- [Desafio a] Transforme todas as linhas do Bloco 1 em uma lista numerada, sem as linhas em branco. Não inclua as imagens na resposta.

- [Trecho selecionado]
^^^^^^^^

Essas razões podem ser instrumentais. Eu quero que a comida que me é
servida em um restaurante dependa de como eu respondo quando olho para o
cardápio, porque considero que isso torna mais provável que eu vá
gostar do que é servido. Mas nem todas as razões para querer ter uma
escolha são instrumentais. Eu quero escolher o presente de aniversário
que dou para a minha esposa, porque quero que o presente expresse meus
sentimentos por ela, mesmo que ela possa desfrutar melhor de um presente
escolhido por um comprador profissional. Da mesma forma, eu tenho pelo
menos uma razão para querer que a decoração da minha casa expresse o meu
gosto particular, mesmo que eu possa gostar de algo que um decorador
escolheria para mim.
O valor da opção é variável, dependendo do motivo da escolha e das
condições em que estas se apresentem. O valor instrumental de ter uma
escolha é prejudicado se as condições em que se deve escolher são
aquelas em que não se tem informações relevantes, ou se houver
intimidação. Além disso, o valor de ter uma escolha pode ser negativo,
como, por exemplo, o valor da escolha de Sofia, apresentado no famoso
romance de William Styron . Se um de seus filhos deve viver e um deles
deve morrer, ela tem razão para querer que o resultado não reflita a sua
escolha. Finalmente, o valor da escolha não depende de termos
livre-arbítrio, mas apenas de termos a capacidade de optar por uma
alternativa ou outra em função das razões que nós enxergamos ter, mesmo
que nosso exercício dessa capacidade seja determinado por causas
externas.
Dado o valor da escolha, os indivíduos têm razões para querer que as
normas especifiquem como os outros podem tratá-los e as suas obrigações
para com os outros de ser sensíveis à maneira como eles respondem quando
apresentados com opções sob diferentes condições e, portanto, sobre as
suas oportunidades para responder dessa maneira. Assim, por exemplo,
eles têm razão quando querem ser capazes de moldar as suas obrigações
para com os outros fazendo promessas, mas também têm razões para querer
que essas promessas sejam obrigatórias somente se elas foram feitas em
um âmbito adequadamente de boas condições — quando eles não estão sendo
enganados ou coagidos, por exemplo. E mesmo no caso de "opções" que eles
preferem não ter de forma alguma — como a possibilidade de ser
prejudicado por alguma condição perigosa no seu bairro —, se devem estar
sujeitos a esses riscos, eles têm uma boa razão para insistir em normas
que exijam, daqueles que criam esses riscos, a emissão de avisos. Isso
porque ter a oportunidade de evitar danos ao fazer uma escolha
apropriada é uma forma importante de proteção contra o sofrimento. Eu,
portanto, acredito que, dentro de um quadro contratualista, a
importância que as normas morais válidas atribuem à escolha e a ter uma
oportunidade de escolher é inteiramente explicada pela variável “valor
de escolha”.

^^^^^^^^

- [Extrato dos dados]
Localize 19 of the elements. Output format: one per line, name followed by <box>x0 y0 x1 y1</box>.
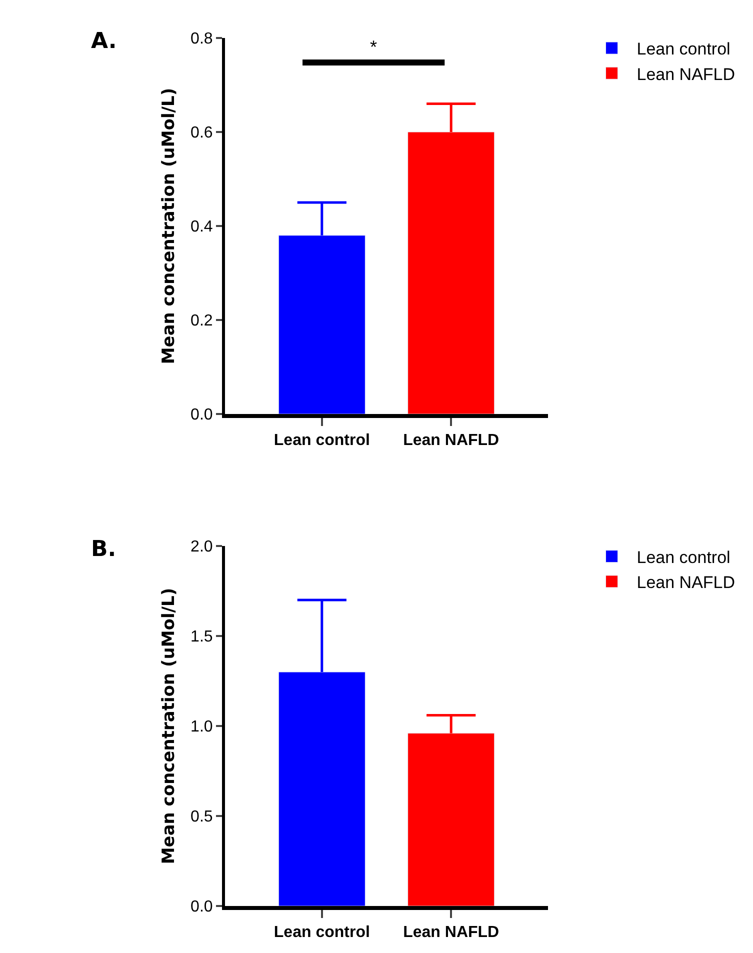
legend-label: Lean control <box>636 40 730 59</box>
y-tick-label: 0.0 <box>190 898 213 916</box>
y-tick-label: 0.6 <box>190 124 213 142</box>
y-tick-label: 0.0 <box>190 406 213 424</box>
y-tick-label: 2.0 <box>190 538 213 556</box>
y-tick-label: 0.8 <box>190 30 213 48</box>
y-tick-label: 1.0 <box>190 718 213 736</box>
legend-label: Lean NAFLD <box>636 64 736 84</box>
y-tick-label: 1.5 <box>190 628 213 646</box>
chart-title: A. <box>91 29 117 54</box>
chart-title: B. <box>91 537 116 562</box>
y-axis-title: Mean concentration (uMol/L) <box>159 588 180 864</box>
y-axis-title: Mean concentration (uMol/L) <box>159 88 180 364</box>
y-tick-label: 0.2 <box>190 312 213 330</box>
legend-label: Lean control <box>636 548 730 567</box>
y-tick-label: 0.4 <box>190 218 213 236</box>
y-tick-label: 0.5 <box>190 808 213 826</box>
legend-label: Lean NAFLD <box>636 573 736 592</box>
annotation: * <box>370 37 378 57</box>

^^^^^^^^

- [Desafio b]
Responda com base no trecho selecionado:
(i) Por que se quer escolher o presente de aniversário dado à esposa?
(ii) De que obra vem o exemplo da escolha de Sofia?
(iii) O que as pessoas sujeitas a riscos no seu bairro têm razão para exigir daqueles que criam esses riscos?

- [Solução completa a]
1. Localize 19 of the elements. Output format: one per line, name followed by <box>x0 y0 x1 y1</box>.
2. legend-label: Lean control <box>636 40 730 59</box>
3. y-tick-label: 0.0 <box>190 898 213 916</box>
4. y-tick-label: 0.6 <box>190 124 213 142</box>
5. y-tick-label: 0.0 <box>190 406 213 424</box>
6. y-tick-label: 2.0 <box>190 538 213 556</box>
7. y-tick-label: 0.8 <box>190 30 213 48</box>
8. y-tick-label: 1.0 <box>190 718 213 736</box>
9. legend-label: Lean NAFLD <box>636 64 736 84</box>
10. y-tick-label: 1.5 <box>190 628 213 646</box>
11. chart-title: A. <box>91 29 117 54</box>
12. chart-title: B. <box>91 537 116 562</box>
13. y-axis-title: Mean concentration (uMol/L) <box>159 588 180 864</box>
14. y-axis-title: Mean concentration (uMol/L) <box>159 88 180 364</box>
15. y-tick-label: 0.2 <box>190 312 213 330</box>
16. legend-label: Lean control <box>636 548 730 567</box>
17. y-tick-label: 0.4 <box>190 218 213 236</box>
18. y-tick-label: 0.5 <box>190 808 213 826</box>
19. legend-label: Lean NAFLD <box>636 573 736 592</box>
20. annotation: * <box>370 37 378 57</box>

- [Solução completa b]
(i) Porque se quer que o presente expresse os sentimentos por ela.
(ii) Do famoso romance de William Styron.
(iii) A emissão de avisos.